Work to be completed: Using the data beneath, show every line that includes the word "رواه".

Data shown:
☆ ☆ ☆ ☆ ☆
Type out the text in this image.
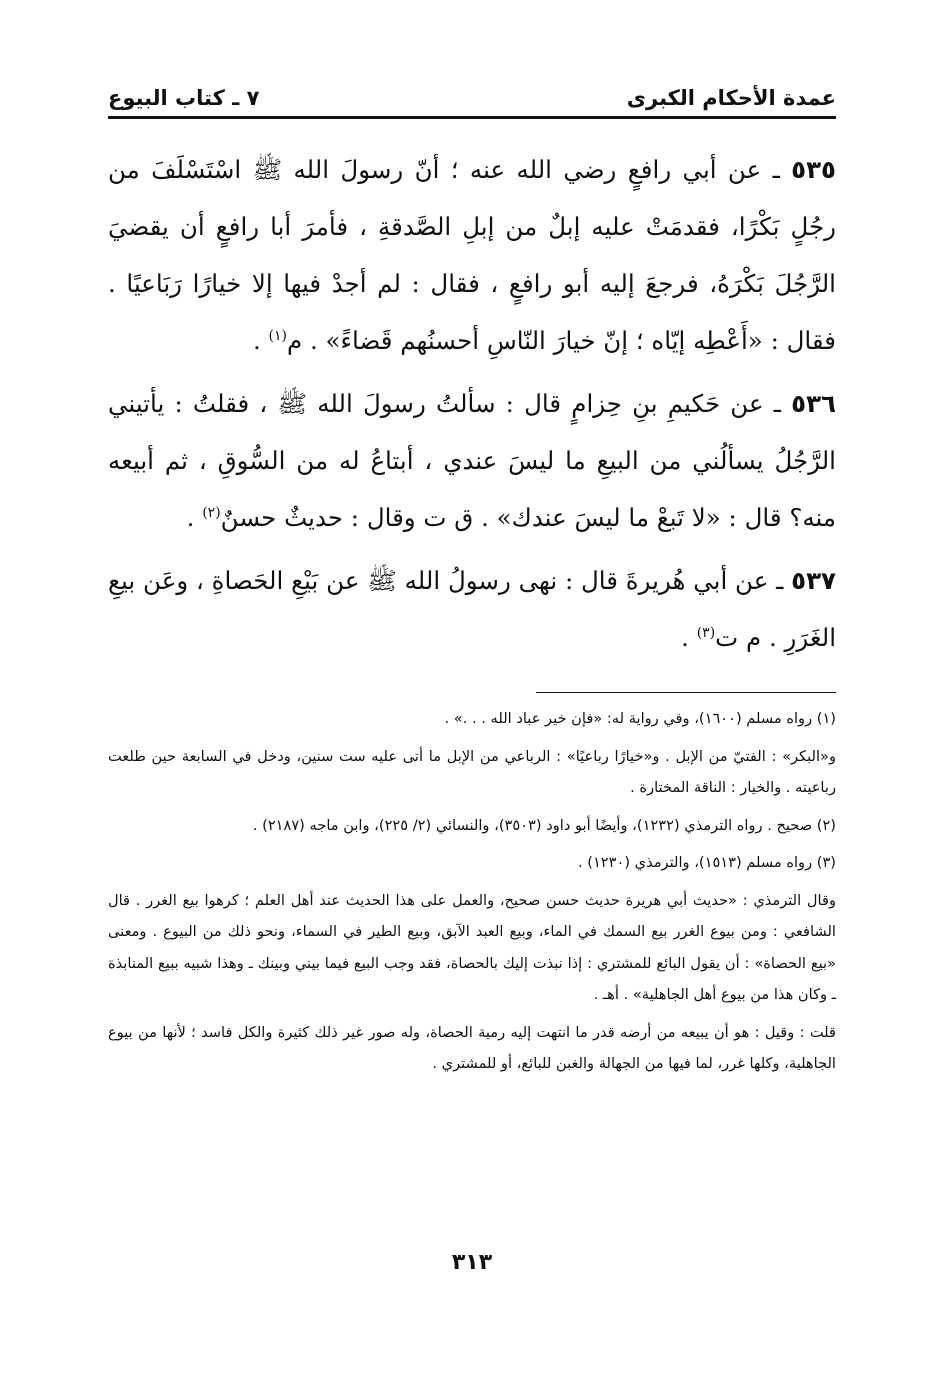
عمدة الأحكام الكبرى
٧ ـ كتاب البيوع

٥٣٥ ـ عن أبي رافعٍ رضي الله عنه ؛ أنّ رسولَ الله ﷺ اسْتَسْلَفَ من رجُلٍ بَكْرًا، فقدمَتْ عليه إبلٌ من إبلِ الصَّدقةِ ، فأمرَ أبا رافعٍ أن يقضيَ الرَّجُلَ بَكْرَهُ، فرجعَ إليه أبو رافعٍ ، فقال : لم أجدْ فيها إلا خيارًا رَبَاعيًا . فقال : «أَعْطِه إيّاه ؛ إنّ خيارَ النّاسِ أحسنُهم قَضاءً» . م$^{(١)}$ .

٥٣٦ ـ عن حَكيمِ بنِ حِزامٍ قال : سألتُ رسولَ الله ﷺ ، فقلتُ : يأتيني الرَّجُلُ يسألُني من البيعِ ما ليسَ عندي ، أبتاعُ له من السُّوقِ ، ثم أبيعه منه؟ قال : «لا تَبعْ ما ليسَ عندك» . ق ت وقال : حديثٌ حسنٌ$^{(٢)}$ .

٥٣٧ ـ عن أبي هُريرةَ قال : نهى رسولُ الله ﷺ عن بَيْعِ الحَصاةِ ، وعَن بيعِ الغَرَرِ . م ت$^{(٣)}$ .

(١) رواه مسلم (١٦٠٠)، وفي رواية له: «فإن خير عباد الله . . .» .

و«البكر» : الفتيّ من الإبل . و«خيارًا رباعيًا» : الرباعي من الإبل ما أتى عليه ست سنين، ودخل في السابعة حين طلعت رباعيته . والخيار : الناقة المختارة .

(٢) صحيح . رواه الترمذي (١٢٣٢)، وأيضًا أبو داود (٣٥٠٣)، والنسائي (٢/ ٢٢٥)، وابن ماجه (٢١٨٧) .

(٣) رواه مسلم (١٥١٣)، والترمذي (١٢٣٠) .

وقال الترمذي : «حديث أبي هريرة حديث حسن صحيح، والعمل على هذا الحديث عند أهل العلم ؛ كرهوا بيع الغرر . قال الشافعي : ومن بيوع الغرر بيع السمك في الماء، وبيع العبد الآبق، وبيع الطير في السماء، ونحو ذلك من البيوع . ومعنى «بيع الحصاة» : أن يقول البائع للمشتري : إذا نبذت إليك بالحصاة، فقد وجب البيع فيما بيني وبينك ـ وهذا شبيه ببيع المنابذة ـ وكان هذا من بيوع أهل الجاهلية» . أهـ .

قلت : وقيل : هو أن يبيعه من أرضه قدر ما انتهت إليه رمية الحصاة، وله صور غير ذلك كثيرة والكل فاسد ؛ لأنها من بيوع الجاهلية، وكلها غرر، لما فيها من الجهالة والغبن للبائع، أو للمشتري .

٣١٣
☆ ☆ ☆ ☆ ☆
Task output:
(١) رواه مسلم (١٦٠٠)، وفي رواية له: «فإن خير عباد الله . . .» .
(٢) صحيح . رواه الترمذي (١٢٣٢)، وأيضًا أبو داود (٣٥٠٣)، والنسائي (٢/ ٢٢٥)، وابن ماجه (٢١٨٧) .
(٣) رواه مسلم (١٥١٣)، والترمذي (١٢٣٠) .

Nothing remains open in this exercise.